## Begin PROVIDED DATA

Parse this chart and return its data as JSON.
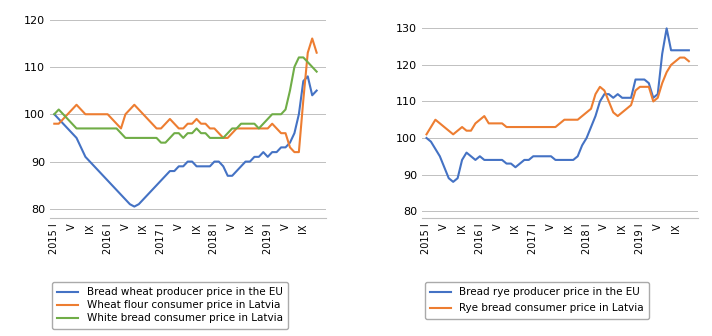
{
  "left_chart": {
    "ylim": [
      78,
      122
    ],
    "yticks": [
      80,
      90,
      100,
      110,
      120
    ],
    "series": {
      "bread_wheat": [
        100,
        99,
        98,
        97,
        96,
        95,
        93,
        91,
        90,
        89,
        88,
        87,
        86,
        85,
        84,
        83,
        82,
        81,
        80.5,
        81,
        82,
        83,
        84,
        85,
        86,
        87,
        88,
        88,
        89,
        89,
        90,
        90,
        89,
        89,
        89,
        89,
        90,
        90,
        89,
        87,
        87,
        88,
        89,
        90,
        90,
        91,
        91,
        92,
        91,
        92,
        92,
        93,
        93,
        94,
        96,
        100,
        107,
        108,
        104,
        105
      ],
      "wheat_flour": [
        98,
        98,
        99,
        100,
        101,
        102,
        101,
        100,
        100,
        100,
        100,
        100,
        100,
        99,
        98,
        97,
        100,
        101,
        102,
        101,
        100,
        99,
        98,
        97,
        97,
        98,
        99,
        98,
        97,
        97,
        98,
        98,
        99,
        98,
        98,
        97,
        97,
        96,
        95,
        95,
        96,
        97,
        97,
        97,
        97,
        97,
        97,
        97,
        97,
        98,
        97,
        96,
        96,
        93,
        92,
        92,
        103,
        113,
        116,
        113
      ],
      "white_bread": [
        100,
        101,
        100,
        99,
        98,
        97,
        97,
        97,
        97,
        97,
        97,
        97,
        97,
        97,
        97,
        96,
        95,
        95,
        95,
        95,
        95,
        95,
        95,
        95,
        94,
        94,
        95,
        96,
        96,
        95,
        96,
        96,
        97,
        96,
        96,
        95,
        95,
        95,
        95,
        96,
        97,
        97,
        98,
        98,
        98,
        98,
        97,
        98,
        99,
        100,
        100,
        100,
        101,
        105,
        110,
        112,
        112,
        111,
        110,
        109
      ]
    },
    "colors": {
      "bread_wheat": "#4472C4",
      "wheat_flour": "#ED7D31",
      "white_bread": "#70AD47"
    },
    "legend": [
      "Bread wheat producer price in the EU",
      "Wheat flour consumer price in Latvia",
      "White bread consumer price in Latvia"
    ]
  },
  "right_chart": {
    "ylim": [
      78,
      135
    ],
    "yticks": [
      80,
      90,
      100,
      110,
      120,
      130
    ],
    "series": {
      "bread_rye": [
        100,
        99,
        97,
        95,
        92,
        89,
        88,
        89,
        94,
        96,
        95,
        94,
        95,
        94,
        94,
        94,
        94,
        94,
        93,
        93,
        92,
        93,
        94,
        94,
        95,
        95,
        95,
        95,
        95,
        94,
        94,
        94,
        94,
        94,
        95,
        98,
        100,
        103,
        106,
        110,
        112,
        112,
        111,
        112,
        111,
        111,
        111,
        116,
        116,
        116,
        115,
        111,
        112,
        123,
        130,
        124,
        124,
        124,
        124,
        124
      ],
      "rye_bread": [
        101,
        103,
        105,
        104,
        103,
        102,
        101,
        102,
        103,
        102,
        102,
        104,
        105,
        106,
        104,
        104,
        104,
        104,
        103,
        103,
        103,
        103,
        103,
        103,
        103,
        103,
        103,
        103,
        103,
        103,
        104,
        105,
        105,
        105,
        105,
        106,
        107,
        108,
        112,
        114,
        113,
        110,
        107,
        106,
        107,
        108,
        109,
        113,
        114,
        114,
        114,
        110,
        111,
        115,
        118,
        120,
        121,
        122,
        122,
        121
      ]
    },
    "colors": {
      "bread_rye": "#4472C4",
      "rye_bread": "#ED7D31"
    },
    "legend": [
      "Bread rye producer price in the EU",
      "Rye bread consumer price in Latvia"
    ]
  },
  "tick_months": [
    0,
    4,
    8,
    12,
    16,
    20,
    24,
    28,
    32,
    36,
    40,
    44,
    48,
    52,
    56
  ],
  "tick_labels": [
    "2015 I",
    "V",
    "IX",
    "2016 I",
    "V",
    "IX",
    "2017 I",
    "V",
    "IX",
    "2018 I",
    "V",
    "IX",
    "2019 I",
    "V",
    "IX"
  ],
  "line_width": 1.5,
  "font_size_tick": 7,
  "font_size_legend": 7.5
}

## End PROVIDED DATA

AIM OF THE EXERCISE:
The word "Latvia" may occur in lines of the records. Report how many such lines there are, giving only the number.

SOLUTION TO THIS EXERCISE:
3